INSTRUCTIONS TO FOLLOW
Read the records and gather each line that includes "hiện".

EXTRACTED DATA

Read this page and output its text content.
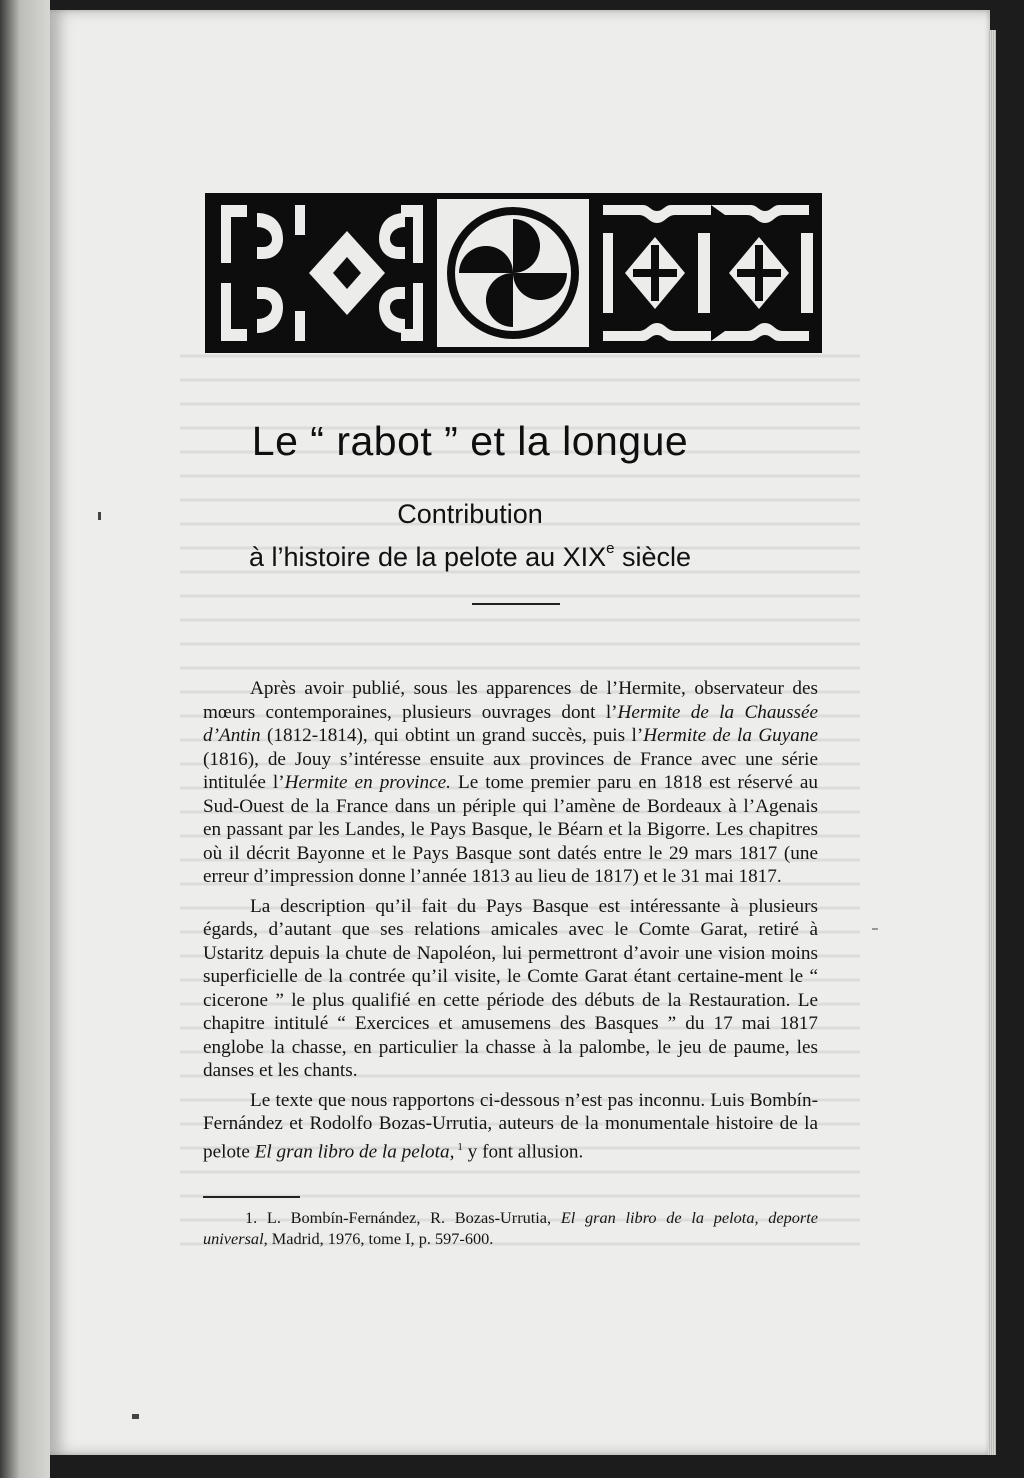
Le “ rabot ” et la longue
Contribution
à l’histoire de la pelote au XIXe siècle

Après avoir publié, sous les apparences de l’Hermite, observateur des mœurs contemporaines, plusieurs ouvrages dont l’Hermite de la Chaussée d’Antin (1812-1814), qui obtint un grand succès, puis l’Hermite de la Guyane (1816), de Jouy s’intéresse ensuite aux provinces de France avec une série intitulée l’Hermite en province. Le tome premier paru en 1818 est réservé au Sud-Ouest de la France dans un périple qui l’amène de Bordeaux à l’Agenais en passant par les Landes, le Pays Basque, le Béarn et la Bigorre. Les chapitres où il décrit Bayonne et le Pays Basque sont datés entre le 29 mars 1817 (une erreur d’impression donne l’année 1813 au lieu de 1817) et le 31 mai 1817.

La description qu’il fait du Pays Basque est intéressante à plusieurs égards, d’autant que ses relations amicales avec le Comte Garat, retiré à Ustaritz depuis la chute de Napoléon, lui permettront d’avoir une vision moins superficielle de la contrée qu’il visite, le Comte Garat étant certaine-ment le “ cicerone ” le plus qualifié en cette période des débuts de la Restauration. Le chapitre intitulé “ Exercices et amusemens des Basques ” du 17 mai 1817 englobe la chasse, en particulier la chasse à la palombe, le jeu de paume, les danses et les chants.

Le texte que nous rapportons ci-dessous n’est pas inconnu. Luis Bombín-Fernández et Rodolfo Bozas-Urrutia, auteurs de la monumentale histoire de la pelote El gran libro de la pelota, $^1$ y font allusion.

1. L. Bombín-Fernández, R. Bozas-Urrutia, El gran libro de la pelota, deporte universal, Madrid, 1976, tome I, p. 597-600.
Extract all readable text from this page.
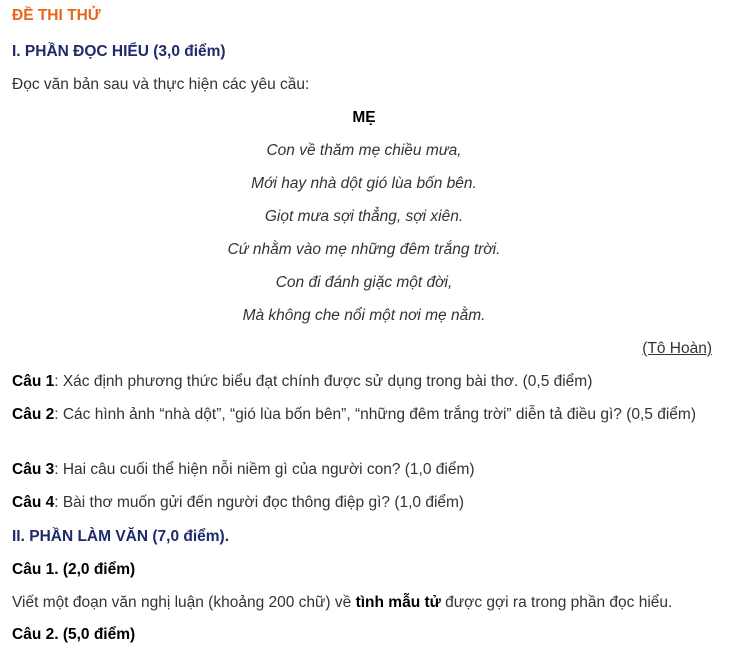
ĐỀ THI THỬ

I. PHẦN ĐỌC HIỂU (3,0 điểm)

Đọc văn bản sau và thực hiện các yêu cầu:

MẸ

Con về thăm mẹ chiều mưa,

Mới hay nhà dột gió lùa bốn bên.

Giọt mưa sợi thẳng, sợi xiên.

Cứ nhằm vào mẹ những đêm trắng trời.

Con đi đánh giặc một đời,

Mà không che nổi một nơi mẹ nằm.

(Tô Hoàn)

Câu 1: Xác định phương thức biểu đạt chính được sử dụng trong bài thơ. (0,5 điểm)

Câu 2: Các hình ảnh “nhà dột”, “gió lùa bốn bên”, “những đêm trắng trời” diễn tả điều gì? (0,5 điểm)

Câu 3: Hai câu cuối thể hiện nỗi niềm gì của người con? (1,0 điểm)

Câu 4: Bài thơ muốn gửi đến người đọc thông điệp gì? (1,0 điểm)

II. PHẦN LÀM VĂN (7,0 điểm).

Câu 1. (2,0 điểm)

Viết một đoạn văn nghị luận (khoảng 200 chữ) về tình mẫu tử được gợi ra trong phần đọc hiểu.

Câu 2. (5,0 điểm)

THE RESULT
Đọc văn bản sau và thực hiện các yêu cầu:
Câu 3: Hai câu cuối thể hiện nỗi niềm gì của người con? (1,0 điểm)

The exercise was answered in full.